El intendente Abella visitó el barrio donde el Municipio ya concretó obras hidráulicas y ahora continúa con trabajos de infraestructura clave para el bienestar de los vecinos.

El intendente Sebastián Abella visitó el barrio San Cayetano donde dialogó con vecinos y constató los avances de obras clave en materia de infraestructura que lleva adelante el Municipio por más de $72 millones.

El jefe comunal recorrió, entre otras zonas, las calles Bidegain e Ibarra para conocer en forma detallada el progreso de los trabajos financiados con fondos provenientes del Ministerio del Interior, Obras Públicas y Viviendas de Nación que ya impactaron positivamente en el barrio.


De hecho, las obras de dragado realizadas permitieron que el barrio durante las últimas precipitaciones no sufra ningún tipo de anegamiento o inundación logrando un mejor escurrimiento del agua.

Consigna — Copia de nuevo el fragmento de la nota sobre las obras en el barrio San Cayetano que se abre con las palabras que contienen "De hecho, las" y se cierra con "escurrimiento del agua.", renombrando "precipitaciones" como "lluvias".

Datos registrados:
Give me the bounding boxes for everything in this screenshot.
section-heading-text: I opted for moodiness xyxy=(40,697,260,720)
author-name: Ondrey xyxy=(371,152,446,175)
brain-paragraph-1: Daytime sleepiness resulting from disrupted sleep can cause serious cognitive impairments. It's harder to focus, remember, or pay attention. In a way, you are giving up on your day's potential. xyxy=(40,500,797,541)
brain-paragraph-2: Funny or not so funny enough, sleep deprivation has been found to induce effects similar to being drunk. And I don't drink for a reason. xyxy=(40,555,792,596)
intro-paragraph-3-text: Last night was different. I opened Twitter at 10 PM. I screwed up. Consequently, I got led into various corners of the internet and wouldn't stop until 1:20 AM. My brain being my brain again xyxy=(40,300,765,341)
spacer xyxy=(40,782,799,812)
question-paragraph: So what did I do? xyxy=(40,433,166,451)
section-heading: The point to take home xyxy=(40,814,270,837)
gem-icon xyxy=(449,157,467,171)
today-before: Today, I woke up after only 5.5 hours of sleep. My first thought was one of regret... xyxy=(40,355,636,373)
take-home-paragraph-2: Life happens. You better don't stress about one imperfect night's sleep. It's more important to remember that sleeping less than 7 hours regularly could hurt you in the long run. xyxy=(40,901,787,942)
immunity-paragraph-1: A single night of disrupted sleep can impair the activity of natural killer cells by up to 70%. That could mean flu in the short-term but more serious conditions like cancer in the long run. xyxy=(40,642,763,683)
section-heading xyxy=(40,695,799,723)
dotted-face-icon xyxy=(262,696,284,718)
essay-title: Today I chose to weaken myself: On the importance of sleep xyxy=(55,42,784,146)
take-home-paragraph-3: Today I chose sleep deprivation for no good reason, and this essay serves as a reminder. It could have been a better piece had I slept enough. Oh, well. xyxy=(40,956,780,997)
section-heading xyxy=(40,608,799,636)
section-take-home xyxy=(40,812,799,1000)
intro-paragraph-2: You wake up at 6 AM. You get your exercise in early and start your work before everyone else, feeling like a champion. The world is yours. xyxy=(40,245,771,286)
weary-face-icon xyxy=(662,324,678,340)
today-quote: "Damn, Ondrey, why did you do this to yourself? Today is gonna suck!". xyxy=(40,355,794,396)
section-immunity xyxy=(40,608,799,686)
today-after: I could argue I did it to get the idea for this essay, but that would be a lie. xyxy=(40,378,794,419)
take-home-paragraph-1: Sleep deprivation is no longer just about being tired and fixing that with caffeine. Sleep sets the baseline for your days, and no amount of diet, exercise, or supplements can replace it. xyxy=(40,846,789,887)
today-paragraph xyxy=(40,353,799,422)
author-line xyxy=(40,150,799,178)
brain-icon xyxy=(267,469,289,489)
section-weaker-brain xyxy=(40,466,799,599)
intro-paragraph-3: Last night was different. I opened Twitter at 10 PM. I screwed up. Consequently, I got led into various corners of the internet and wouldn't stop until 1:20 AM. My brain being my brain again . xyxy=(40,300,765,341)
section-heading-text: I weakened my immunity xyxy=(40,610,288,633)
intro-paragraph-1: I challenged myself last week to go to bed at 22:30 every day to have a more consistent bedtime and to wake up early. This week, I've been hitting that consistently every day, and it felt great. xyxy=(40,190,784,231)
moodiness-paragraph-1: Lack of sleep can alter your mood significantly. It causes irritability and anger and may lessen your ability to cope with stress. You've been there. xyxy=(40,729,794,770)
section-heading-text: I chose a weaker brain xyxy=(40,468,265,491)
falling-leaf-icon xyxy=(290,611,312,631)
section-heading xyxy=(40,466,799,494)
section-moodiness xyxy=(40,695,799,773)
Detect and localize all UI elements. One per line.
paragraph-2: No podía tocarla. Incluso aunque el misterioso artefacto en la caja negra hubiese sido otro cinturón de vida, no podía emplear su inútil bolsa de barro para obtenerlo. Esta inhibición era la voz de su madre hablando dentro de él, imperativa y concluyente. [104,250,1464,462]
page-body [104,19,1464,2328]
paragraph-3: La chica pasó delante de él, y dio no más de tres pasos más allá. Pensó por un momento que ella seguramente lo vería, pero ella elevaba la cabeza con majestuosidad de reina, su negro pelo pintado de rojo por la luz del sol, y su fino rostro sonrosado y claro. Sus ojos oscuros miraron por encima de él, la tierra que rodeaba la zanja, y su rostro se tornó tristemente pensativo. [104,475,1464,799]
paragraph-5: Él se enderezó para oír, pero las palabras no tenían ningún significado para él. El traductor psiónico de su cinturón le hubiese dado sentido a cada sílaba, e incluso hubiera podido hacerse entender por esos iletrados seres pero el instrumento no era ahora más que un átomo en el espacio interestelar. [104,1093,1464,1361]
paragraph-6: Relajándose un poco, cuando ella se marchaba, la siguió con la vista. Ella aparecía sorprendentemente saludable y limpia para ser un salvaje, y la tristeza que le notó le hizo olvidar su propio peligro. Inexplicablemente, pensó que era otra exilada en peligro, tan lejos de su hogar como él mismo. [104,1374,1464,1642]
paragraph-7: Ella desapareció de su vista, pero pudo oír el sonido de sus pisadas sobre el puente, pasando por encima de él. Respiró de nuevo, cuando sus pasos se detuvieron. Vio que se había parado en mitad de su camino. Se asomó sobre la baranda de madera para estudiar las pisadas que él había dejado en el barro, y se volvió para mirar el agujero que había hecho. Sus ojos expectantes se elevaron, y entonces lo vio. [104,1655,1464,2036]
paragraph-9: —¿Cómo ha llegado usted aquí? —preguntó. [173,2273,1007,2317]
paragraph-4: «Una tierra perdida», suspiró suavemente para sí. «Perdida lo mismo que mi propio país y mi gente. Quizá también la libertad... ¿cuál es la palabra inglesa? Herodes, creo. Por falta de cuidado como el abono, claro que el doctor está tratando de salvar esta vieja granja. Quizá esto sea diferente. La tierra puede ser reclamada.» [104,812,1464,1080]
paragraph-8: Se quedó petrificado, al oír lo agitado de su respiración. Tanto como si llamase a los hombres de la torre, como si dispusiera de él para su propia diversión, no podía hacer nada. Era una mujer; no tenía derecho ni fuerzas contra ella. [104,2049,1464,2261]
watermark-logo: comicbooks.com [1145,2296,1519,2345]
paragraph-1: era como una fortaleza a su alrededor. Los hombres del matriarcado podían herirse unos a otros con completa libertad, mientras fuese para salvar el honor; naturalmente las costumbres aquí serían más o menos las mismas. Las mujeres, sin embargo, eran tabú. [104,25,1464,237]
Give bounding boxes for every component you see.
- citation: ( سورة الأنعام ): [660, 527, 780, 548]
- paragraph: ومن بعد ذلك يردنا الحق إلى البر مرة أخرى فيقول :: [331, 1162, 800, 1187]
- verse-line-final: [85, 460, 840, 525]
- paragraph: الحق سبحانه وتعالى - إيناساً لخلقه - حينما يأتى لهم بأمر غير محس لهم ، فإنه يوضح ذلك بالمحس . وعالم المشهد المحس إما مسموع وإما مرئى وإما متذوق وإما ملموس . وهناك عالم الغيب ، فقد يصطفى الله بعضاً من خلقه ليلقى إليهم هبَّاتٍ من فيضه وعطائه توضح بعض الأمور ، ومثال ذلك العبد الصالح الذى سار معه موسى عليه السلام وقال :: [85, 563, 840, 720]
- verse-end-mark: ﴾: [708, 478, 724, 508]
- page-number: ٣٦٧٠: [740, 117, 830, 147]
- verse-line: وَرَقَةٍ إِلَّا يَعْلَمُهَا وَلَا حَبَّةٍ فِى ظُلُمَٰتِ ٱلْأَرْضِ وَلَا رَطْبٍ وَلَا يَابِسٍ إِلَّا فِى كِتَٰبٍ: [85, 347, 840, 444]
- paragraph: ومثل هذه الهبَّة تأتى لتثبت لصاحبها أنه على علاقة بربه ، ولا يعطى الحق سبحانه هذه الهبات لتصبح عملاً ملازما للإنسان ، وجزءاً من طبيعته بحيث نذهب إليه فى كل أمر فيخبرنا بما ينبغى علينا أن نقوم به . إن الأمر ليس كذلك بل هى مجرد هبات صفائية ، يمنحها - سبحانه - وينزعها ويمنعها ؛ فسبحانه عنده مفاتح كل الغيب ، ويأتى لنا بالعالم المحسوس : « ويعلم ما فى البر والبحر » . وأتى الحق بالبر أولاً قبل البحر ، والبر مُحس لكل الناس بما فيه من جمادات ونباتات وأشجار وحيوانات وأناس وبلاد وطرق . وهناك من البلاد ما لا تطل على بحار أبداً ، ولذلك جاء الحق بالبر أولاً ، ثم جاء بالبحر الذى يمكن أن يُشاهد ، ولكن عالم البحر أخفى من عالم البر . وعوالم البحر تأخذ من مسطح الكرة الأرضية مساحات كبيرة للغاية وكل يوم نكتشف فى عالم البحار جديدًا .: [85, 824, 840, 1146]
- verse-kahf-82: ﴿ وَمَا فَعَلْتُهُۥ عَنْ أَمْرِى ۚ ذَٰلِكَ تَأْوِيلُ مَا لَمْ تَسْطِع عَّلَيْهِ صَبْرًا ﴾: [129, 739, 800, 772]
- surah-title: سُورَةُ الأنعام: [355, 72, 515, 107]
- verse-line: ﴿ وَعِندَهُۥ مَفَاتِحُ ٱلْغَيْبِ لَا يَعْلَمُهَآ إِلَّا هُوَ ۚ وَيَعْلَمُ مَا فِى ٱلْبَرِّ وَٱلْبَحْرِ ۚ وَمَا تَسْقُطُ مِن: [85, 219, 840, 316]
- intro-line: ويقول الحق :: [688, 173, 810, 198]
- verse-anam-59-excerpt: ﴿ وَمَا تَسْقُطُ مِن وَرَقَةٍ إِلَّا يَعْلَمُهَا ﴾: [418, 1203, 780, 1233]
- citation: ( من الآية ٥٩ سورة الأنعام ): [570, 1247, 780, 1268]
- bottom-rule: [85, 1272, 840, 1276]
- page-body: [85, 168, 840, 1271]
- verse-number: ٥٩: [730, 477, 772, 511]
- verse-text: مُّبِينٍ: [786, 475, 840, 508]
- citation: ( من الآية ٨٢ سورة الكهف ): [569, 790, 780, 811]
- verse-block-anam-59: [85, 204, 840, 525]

Respuesta del ejercicio —
De hecho, las obras de dragado realizadas permitieron que el barrio durante las últimas lluvias no sufra ningún tipo de anegamiento o inundación logrando un mejor escurrimiento del agua.